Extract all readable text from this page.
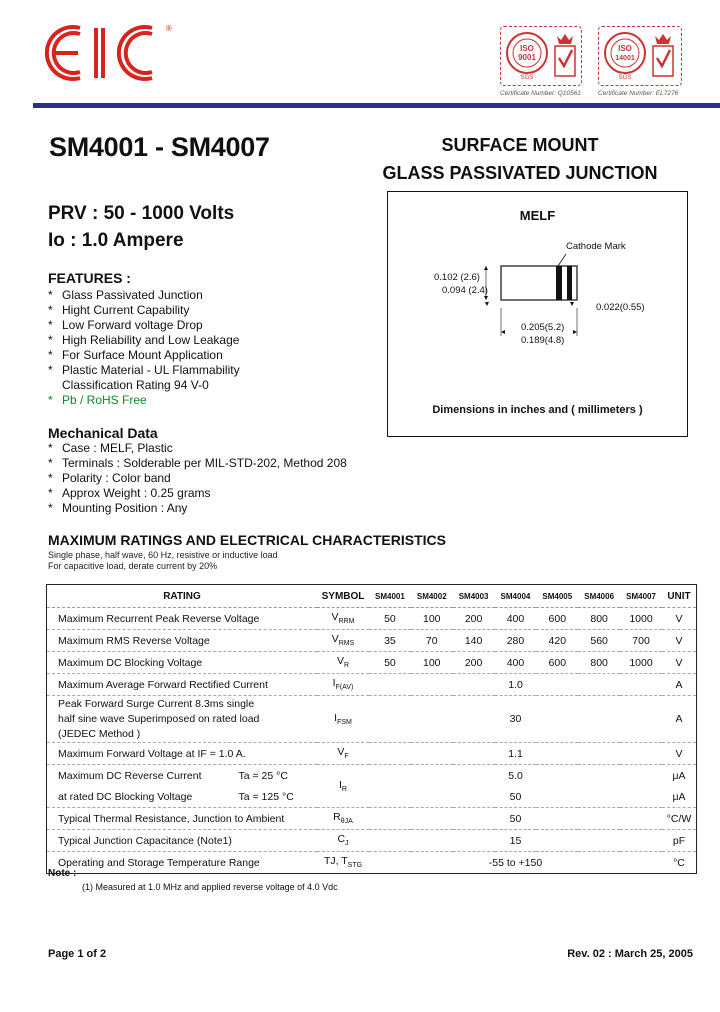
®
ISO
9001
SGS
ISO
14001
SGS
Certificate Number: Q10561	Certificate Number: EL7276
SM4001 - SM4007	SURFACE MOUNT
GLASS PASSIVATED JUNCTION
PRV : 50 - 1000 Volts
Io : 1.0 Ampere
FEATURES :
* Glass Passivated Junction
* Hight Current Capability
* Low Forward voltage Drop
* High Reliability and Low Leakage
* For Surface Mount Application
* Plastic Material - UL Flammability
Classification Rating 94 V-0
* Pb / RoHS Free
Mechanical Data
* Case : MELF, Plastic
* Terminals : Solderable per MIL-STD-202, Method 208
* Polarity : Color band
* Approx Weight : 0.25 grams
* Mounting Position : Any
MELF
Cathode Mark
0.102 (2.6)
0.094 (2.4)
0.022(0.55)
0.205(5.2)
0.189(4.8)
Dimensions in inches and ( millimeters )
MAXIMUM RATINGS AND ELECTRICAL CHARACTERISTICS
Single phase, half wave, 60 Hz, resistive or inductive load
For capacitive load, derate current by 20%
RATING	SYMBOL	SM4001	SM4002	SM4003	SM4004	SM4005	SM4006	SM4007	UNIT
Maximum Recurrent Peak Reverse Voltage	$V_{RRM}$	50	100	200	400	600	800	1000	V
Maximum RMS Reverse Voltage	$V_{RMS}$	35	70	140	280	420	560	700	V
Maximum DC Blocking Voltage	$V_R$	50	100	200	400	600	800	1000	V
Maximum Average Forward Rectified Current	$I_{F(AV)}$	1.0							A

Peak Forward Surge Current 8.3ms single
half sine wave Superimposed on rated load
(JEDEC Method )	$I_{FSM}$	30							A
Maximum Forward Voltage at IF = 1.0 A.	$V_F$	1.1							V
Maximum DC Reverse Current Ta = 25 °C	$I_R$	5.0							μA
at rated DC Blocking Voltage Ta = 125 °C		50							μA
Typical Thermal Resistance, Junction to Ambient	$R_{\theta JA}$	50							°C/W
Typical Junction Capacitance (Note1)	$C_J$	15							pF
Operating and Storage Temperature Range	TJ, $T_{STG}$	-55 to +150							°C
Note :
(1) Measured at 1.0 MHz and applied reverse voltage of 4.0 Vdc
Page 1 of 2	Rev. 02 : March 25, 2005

==============================

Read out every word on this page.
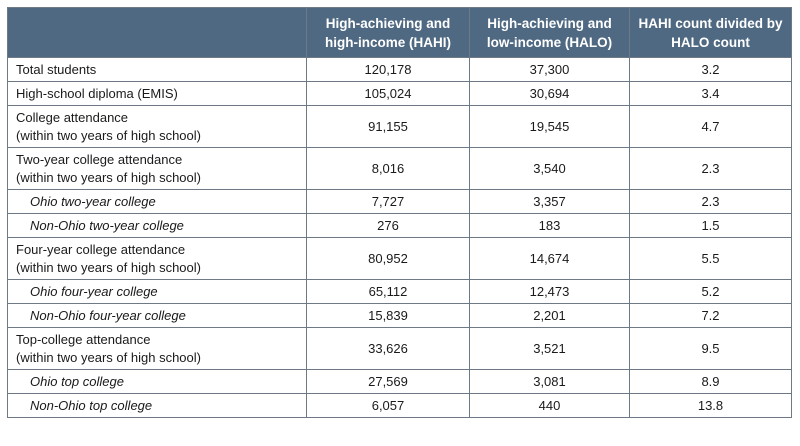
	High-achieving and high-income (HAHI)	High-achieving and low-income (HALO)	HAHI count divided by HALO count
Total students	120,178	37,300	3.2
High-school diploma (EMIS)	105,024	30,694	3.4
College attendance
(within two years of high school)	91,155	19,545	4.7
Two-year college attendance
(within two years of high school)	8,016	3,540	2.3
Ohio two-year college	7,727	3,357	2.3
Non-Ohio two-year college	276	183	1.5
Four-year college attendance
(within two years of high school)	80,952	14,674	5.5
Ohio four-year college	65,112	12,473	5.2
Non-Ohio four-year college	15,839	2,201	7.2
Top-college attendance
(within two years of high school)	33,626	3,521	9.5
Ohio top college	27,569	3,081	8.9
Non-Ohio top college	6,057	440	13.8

==============================

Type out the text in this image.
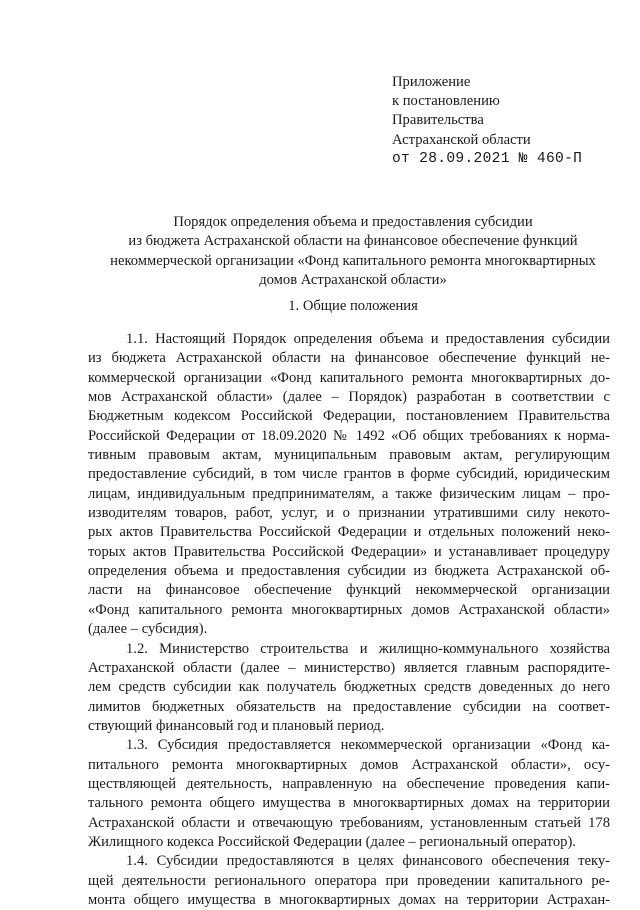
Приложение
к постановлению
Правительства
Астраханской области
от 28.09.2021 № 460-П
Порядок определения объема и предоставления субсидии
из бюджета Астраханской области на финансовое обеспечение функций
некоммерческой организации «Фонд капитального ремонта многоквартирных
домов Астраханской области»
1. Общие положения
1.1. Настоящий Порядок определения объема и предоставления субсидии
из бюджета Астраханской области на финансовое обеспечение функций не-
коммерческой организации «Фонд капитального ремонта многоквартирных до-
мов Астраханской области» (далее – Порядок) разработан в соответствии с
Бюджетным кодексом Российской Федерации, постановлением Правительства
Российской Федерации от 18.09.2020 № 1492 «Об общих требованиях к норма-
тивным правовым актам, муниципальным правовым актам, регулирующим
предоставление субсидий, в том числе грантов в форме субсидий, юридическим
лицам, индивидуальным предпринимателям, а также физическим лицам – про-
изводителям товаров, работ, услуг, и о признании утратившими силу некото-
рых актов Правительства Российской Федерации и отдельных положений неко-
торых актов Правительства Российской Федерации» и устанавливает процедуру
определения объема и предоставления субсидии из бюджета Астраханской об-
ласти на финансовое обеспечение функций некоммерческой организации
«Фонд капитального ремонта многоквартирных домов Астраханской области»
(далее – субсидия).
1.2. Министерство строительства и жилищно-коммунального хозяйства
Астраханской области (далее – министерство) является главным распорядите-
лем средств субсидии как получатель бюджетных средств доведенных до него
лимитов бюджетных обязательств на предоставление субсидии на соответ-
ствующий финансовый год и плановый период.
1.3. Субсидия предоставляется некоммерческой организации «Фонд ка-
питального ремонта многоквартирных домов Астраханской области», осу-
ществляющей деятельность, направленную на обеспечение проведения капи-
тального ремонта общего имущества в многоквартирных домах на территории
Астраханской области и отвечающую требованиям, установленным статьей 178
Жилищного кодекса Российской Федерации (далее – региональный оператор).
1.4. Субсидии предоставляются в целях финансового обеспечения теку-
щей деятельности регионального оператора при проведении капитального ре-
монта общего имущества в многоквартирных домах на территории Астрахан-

==============================

EXERCISE DETAILS: Determine how many lines of the data contain "school" and give nothing but that number.

WORKED ANSWER: 5